→ PROBLEM TO SOLVE:
Restate every line of the material, word for word.

Begin

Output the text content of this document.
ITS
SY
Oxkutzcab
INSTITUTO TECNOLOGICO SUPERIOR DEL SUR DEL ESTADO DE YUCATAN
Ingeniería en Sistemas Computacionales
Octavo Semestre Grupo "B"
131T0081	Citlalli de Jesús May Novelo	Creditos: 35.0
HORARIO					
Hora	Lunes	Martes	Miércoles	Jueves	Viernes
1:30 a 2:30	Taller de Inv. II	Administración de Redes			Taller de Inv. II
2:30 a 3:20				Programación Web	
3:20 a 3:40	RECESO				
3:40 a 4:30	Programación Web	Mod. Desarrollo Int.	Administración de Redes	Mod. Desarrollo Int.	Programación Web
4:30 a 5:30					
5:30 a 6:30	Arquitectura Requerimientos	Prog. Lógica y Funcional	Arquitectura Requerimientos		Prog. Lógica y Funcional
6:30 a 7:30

End

→ WRITTEN SOLUTION:
Output the text content of this document.
ITS
SY
Oxkutzcab
INSTITUTO TECNOLOGICO SUPERIOR DEL SUR DEL ESTADO DE YUCATAN
Ingeniería en Sistemas Computacionales
Octavo Semestre Grupo "B"
131T0081	Citlalli de Jesús May Novelo	Creditos: 35.0
HORARIO					
Hora	Lunes	Martes	Miércoles	Jueves	Viernes
1:30 a 2:30	Taller de Inv. II	Administración de Redes			Taller de Inv. II
2:30 a 3:20				Programación Web	
3:20 a 3:40	RECESO				
3:40 a 4:30	Programación Web	Mod. Desarrollo Int.	Administración de Redes	Mod. Desarrollo Int.	Programación Web
4:30 a 5:30					
5:30 a 6:30	Arquitectura Requerimientos	Prog. Lógica y Funcional	Arquitectura Requerimientos		Prog. Lógica y Funcional
6:30 a 7:30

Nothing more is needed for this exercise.